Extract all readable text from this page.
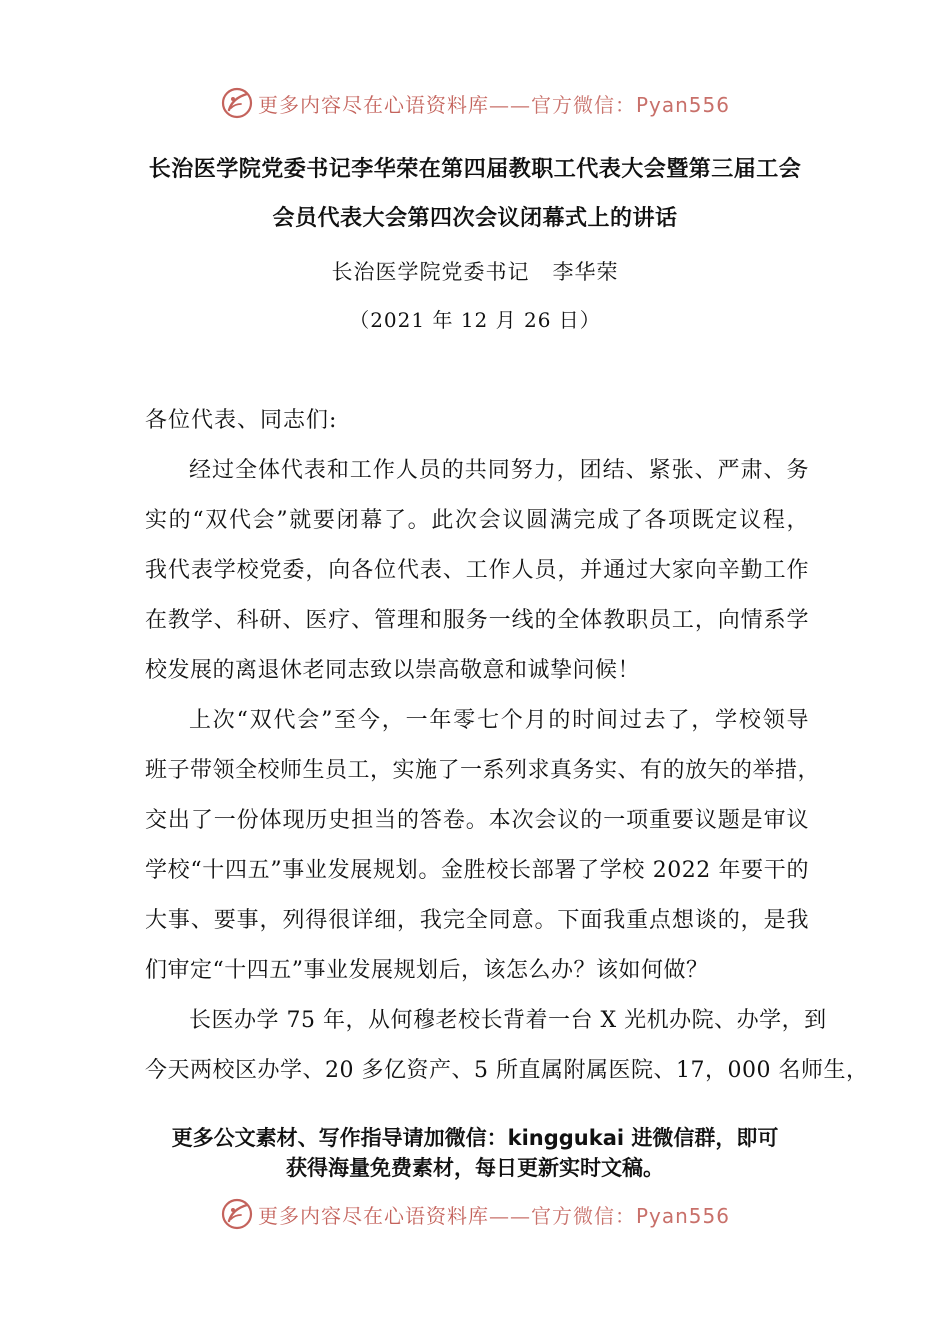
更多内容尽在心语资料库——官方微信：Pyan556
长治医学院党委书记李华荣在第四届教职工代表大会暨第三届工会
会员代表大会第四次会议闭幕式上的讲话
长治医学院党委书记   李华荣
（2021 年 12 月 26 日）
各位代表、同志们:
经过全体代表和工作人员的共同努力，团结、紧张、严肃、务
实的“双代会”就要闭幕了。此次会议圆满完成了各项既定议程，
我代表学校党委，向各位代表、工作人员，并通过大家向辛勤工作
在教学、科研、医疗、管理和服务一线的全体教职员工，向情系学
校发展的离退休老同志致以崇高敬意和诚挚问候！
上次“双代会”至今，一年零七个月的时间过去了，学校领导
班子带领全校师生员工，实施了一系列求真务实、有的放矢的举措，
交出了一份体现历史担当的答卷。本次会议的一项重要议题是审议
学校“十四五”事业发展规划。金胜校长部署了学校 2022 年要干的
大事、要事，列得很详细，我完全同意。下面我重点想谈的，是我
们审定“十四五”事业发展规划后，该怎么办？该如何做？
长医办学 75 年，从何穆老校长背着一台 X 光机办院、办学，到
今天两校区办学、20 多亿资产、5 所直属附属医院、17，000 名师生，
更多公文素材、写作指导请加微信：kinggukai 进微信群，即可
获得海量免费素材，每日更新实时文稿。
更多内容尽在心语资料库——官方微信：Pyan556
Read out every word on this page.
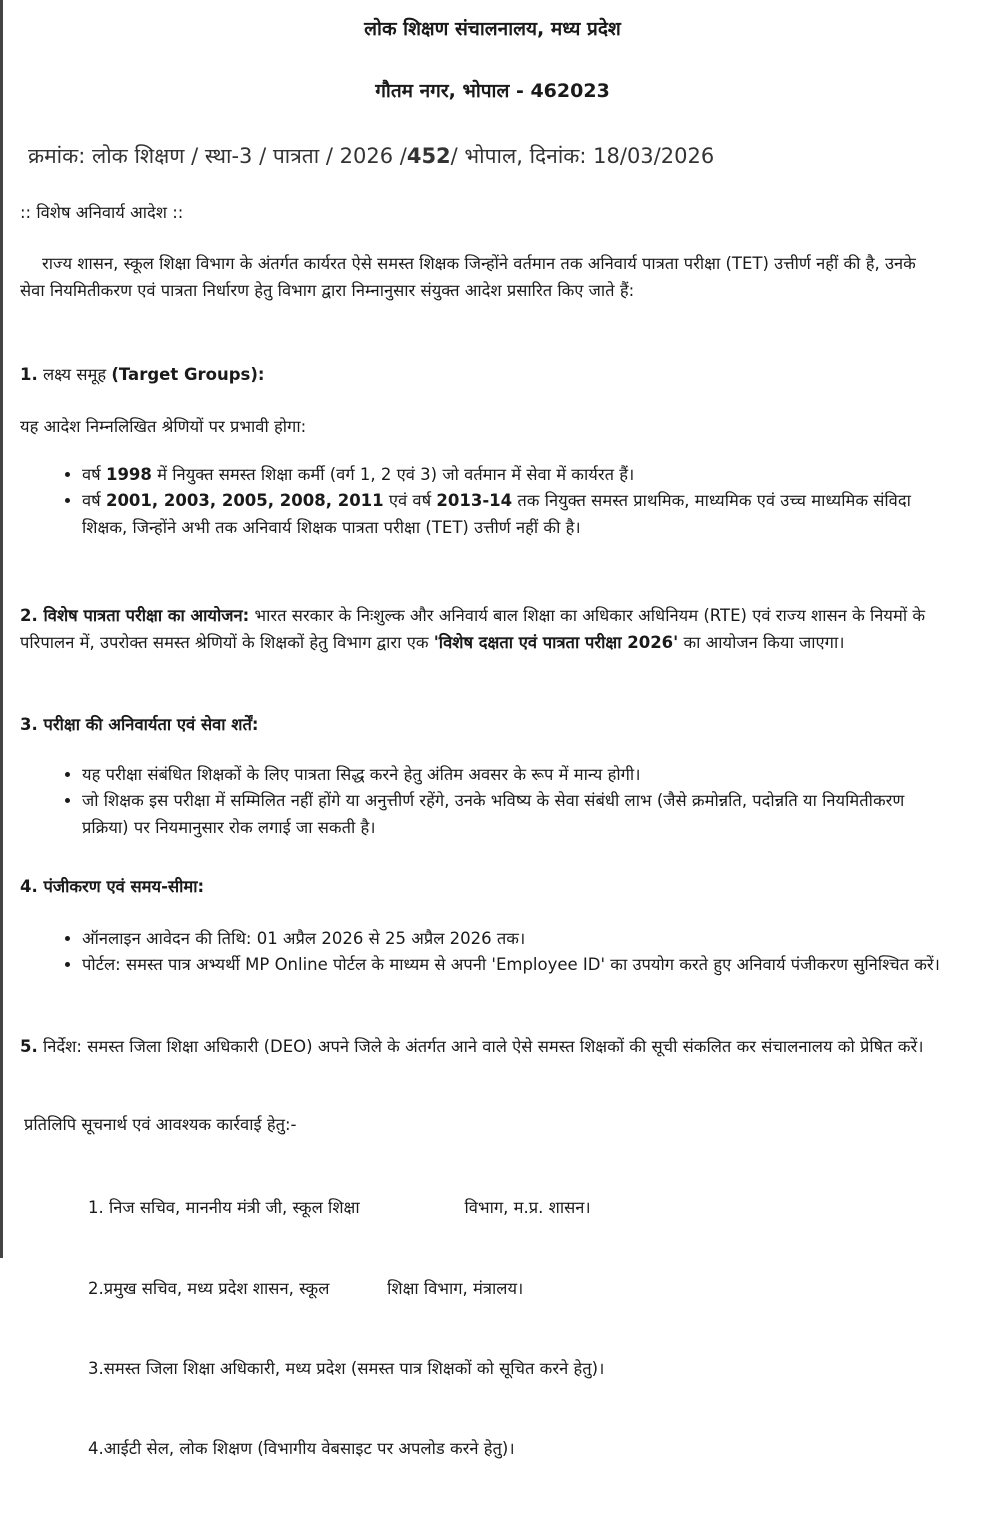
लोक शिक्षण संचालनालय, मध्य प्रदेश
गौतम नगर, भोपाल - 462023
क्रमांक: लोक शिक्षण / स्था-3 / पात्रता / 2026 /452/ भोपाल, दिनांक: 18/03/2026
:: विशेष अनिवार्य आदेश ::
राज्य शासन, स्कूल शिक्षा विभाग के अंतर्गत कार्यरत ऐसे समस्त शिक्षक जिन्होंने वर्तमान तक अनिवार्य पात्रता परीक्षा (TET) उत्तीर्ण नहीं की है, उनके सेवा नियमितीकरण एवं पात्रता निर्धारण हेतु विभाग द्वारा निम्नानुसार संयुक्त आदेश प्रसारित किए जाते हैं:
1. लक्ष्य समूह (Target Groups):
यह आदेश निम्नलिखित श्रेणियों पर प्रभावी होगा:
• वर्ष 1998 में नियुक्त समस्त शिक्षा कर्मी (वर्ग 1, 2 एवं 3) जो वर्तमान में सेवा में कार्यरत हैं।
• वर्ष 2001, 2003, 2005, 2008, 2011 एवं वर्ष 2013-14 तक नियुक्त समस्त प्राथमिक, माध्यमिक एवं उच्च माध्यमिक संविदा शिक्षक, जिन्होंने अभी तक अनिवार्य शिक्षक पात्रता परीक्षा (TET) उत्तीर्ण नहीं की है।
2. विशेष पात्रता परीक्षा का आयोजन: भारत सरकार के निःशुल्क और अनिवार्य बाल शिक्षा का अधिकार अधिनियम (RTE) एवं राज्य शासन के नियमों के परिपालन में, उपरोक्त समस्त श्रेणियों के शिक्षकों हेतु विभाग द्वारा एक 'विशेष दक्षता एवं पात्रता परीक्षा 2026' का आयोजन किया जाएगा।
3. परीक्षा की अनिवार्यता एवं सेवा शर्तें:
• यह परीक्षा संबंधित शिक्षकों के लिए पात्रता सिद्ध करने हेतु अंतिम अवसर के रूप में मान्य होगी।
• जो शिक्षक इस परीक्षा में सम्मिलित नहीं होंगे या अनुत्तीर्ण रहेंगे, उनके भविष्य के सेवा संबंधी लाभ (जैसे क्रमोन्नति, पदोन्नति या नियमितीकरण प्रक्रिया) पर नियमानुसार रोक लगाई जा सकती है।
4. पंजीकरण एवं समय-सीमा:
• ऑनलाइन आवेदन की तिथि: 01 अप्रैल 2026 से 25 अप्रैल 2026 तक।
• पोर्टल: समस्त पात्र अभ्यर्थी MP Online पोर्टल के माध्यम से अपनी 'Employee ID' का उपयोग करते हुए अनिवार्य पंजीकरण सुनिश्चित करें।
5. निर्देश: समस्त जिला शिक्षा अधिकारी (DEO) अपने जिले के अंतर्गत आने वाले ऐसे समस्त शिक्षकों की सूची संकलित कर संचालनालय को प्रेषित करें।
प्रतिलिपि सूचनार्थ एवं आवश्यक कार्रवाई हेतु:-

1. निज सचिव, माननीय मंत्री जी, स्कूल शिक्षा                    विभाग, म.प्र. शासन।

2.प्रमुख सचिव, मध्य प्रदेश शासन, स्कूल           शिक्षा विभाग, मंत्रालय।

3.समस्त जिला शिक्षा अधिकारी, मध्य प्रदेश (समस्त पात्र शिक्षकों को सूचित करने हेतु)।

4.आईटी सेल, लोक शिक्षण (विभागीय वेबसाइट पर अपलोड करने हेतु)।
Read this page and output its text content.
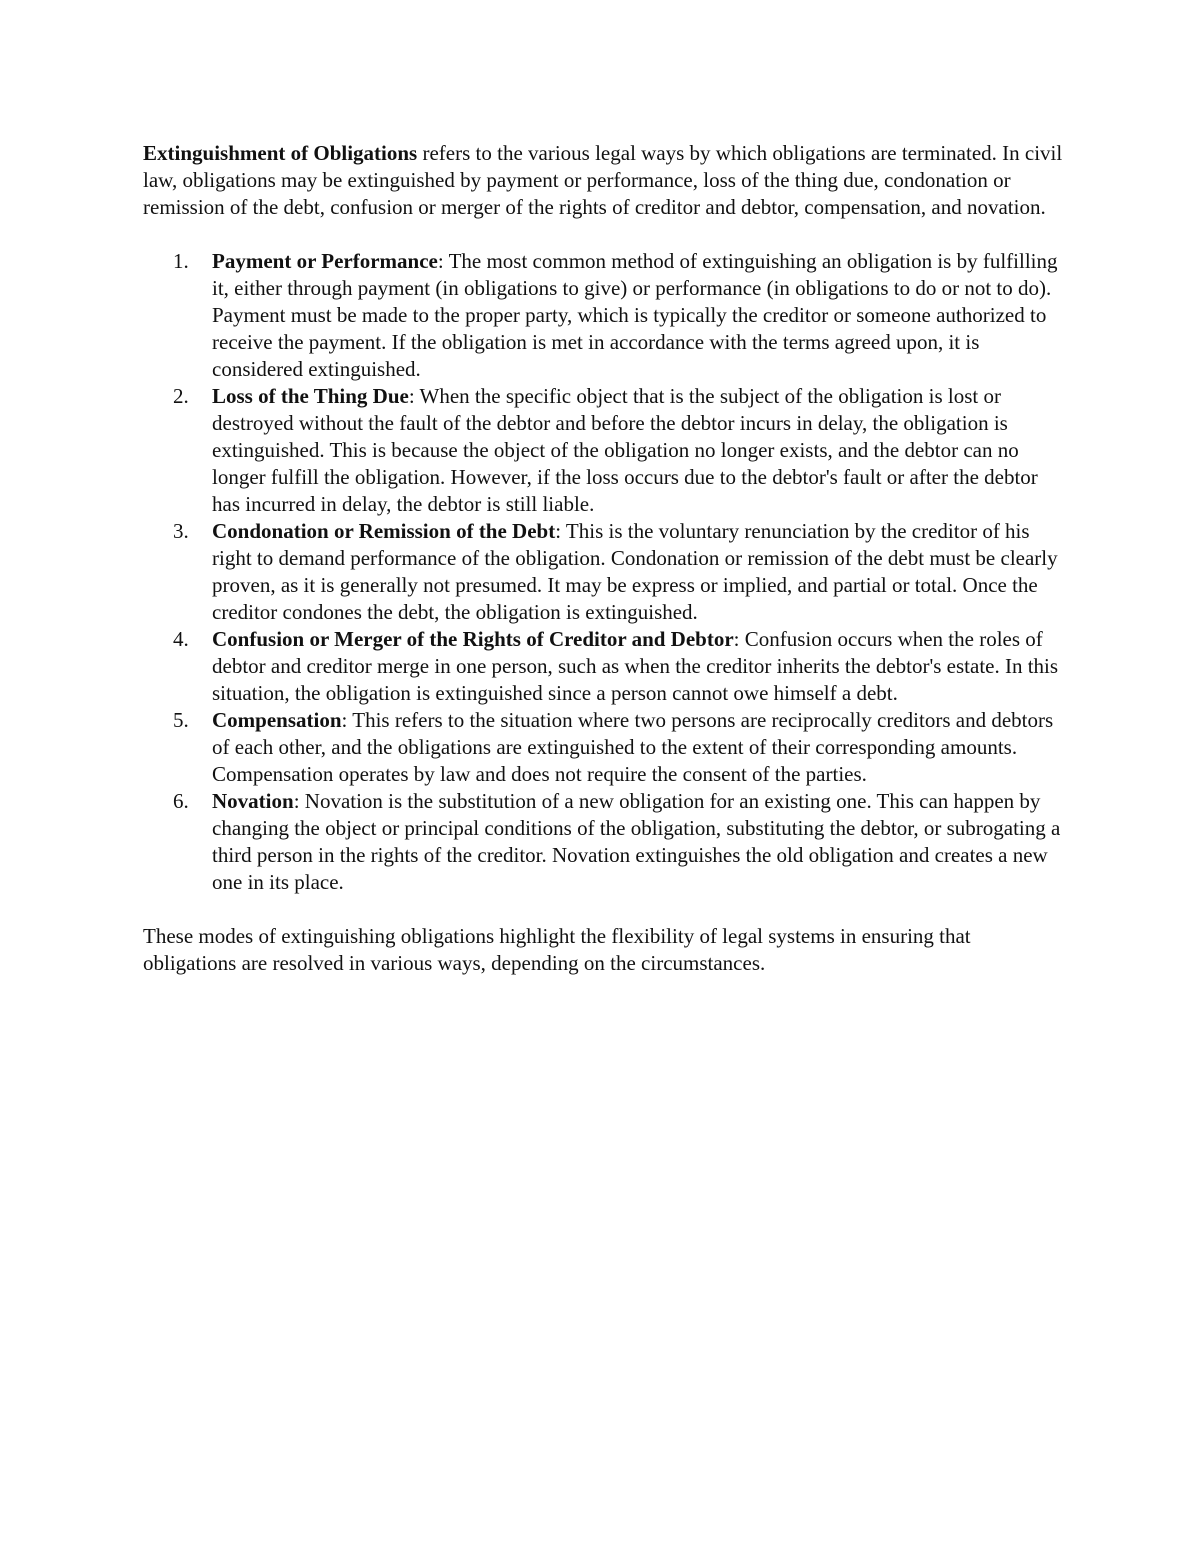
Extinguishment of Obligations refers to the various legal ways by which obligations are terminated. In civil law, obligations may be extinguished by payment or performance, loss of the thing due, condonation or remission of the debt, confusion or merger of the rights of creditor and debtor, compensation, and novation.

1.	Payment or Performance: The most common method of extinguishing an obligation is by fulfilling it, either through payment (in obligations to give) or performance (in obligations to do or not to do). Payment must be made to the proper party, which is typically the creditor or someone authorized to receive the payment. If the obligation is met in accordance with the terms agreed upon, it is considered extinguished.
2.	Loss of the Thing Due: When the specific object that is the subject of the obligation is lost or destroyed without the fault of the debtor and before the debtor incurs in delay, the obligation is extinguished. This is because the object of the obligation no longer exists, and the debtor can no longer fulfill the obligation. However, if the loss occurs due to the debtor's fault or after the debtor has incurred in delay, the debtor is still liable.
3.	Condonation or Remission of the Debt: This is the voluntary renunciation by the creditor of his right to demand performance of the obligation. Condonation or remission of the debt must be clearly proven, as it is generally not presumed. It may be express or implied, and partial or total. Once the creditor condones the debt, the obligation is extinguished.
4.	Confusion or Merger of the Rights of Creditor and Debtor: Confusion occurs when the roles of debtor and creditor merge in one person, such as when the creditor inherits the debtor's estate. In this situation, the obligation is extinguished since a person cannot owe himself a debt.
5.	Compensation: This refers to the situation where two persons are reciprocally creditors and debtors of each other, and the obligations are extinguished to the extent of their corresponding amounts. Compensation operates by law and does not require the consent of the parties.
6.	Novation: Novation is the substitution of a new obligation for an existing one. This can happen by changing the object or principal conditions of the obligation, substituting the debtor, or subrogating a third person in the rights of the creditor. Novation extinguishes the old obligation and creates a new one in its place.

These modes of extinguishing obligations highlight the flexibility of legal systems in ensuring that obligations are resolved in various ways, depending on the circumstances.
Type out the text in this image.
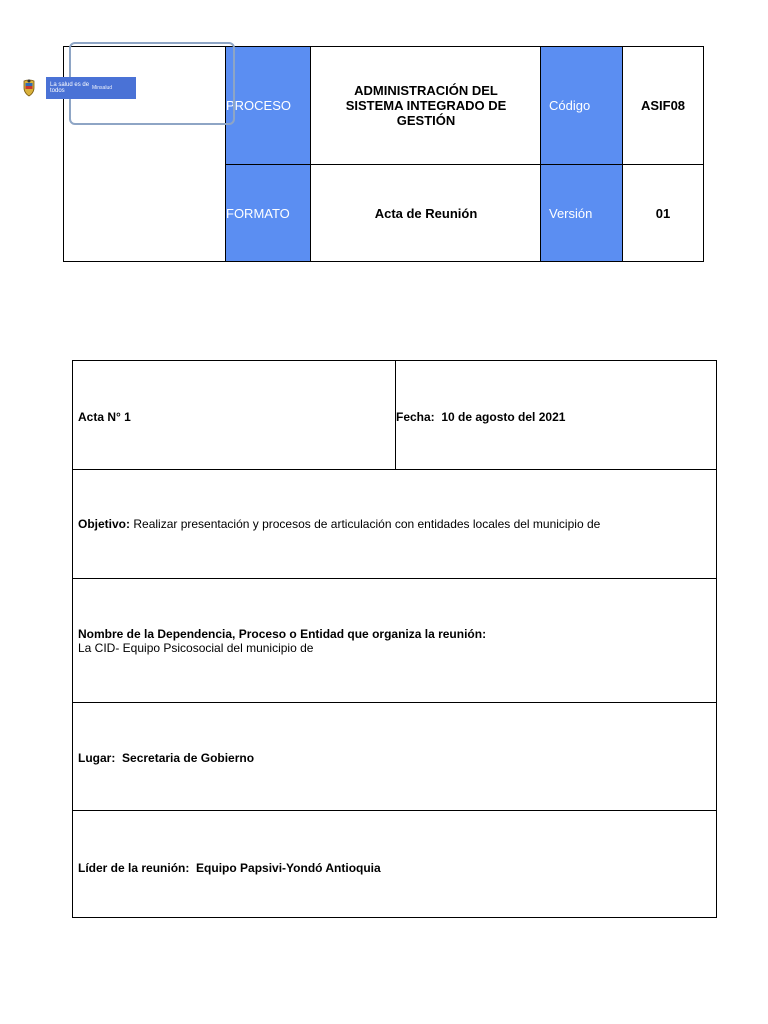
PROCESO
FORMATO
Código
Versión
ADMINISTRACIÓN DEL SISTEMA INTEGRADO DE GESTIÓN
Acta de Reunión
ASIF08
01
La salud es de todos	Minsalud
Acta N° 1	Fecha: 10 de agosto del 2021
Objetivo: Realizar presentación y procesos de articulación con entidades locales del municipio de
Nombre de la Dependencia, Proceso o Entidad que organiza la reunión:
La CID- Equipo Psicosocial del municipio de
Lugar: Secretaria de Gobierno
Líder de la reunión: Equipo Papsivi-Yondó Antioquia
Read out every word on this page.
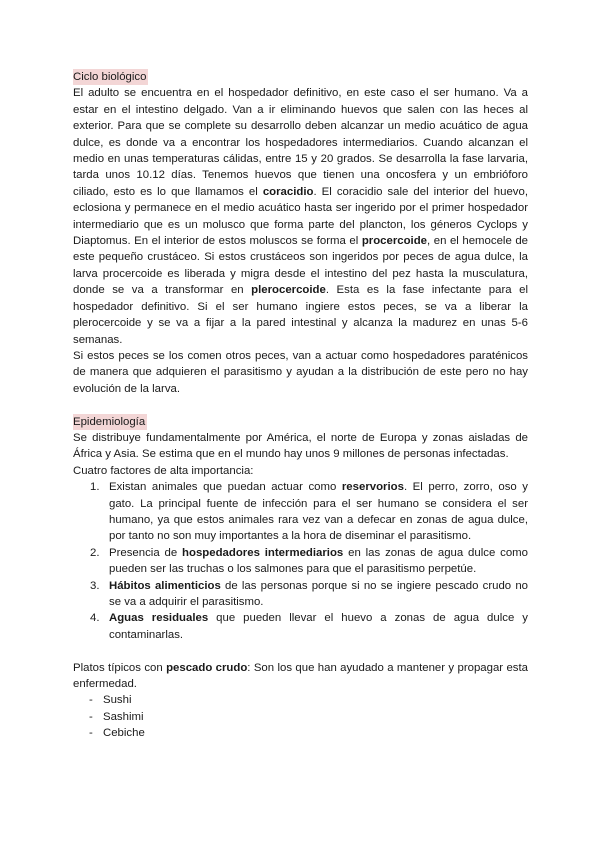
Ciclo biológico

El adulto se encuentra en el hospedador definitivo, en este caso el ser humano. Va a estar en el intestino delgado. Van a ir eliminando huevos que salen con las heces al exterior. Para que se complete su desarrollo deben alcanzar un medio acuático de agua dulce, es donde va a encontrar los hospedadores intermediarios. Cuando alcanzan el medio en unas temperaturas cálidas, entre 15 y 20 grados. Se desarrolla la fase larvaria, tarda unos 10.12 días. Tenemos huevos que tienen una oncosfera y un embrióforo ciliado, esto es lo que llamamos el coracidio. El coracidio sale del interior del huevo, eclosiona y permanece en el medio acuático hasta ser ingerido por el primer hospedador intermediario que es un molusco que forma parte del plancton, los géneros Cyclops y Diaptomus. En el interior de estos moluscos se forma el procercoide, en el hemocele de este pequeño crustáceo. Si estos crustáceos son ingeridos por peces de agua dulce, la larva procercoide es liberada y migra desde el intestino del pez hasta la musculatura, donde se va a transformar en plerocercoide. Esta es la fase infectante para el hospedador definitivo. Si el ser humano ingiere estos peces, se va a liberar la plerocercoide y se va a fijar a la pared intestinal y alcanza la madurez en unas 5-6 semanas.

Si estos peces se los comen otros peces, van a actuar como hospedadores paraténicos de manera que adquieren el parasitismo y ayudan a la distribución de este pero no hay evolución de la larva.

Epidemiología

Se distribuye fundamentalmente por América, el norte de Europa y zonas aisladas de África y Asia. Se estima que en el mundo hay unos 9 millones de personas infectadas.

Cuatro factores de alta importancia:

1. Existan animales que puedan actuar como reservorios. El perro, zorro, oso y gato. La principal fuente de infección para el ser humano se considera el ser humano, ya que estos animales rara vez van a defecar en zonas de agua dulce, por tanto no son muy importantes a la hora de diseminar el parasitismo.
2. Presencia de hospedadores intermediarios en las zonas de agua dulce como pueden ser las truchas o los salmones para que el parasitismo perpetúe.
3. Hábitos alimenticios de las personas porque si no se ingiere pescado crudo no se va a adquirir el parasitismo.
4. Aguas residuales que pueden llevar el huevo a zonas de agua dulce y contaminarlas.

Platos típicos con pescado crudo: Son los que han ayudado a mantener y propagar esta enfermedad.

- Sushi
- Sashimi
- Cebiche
++++++
Find every line that holds "text" and copy it.

» TASK OUTPUT
Extract all readable text from this page.
Read this page and output its text content.
Type out the text in this image.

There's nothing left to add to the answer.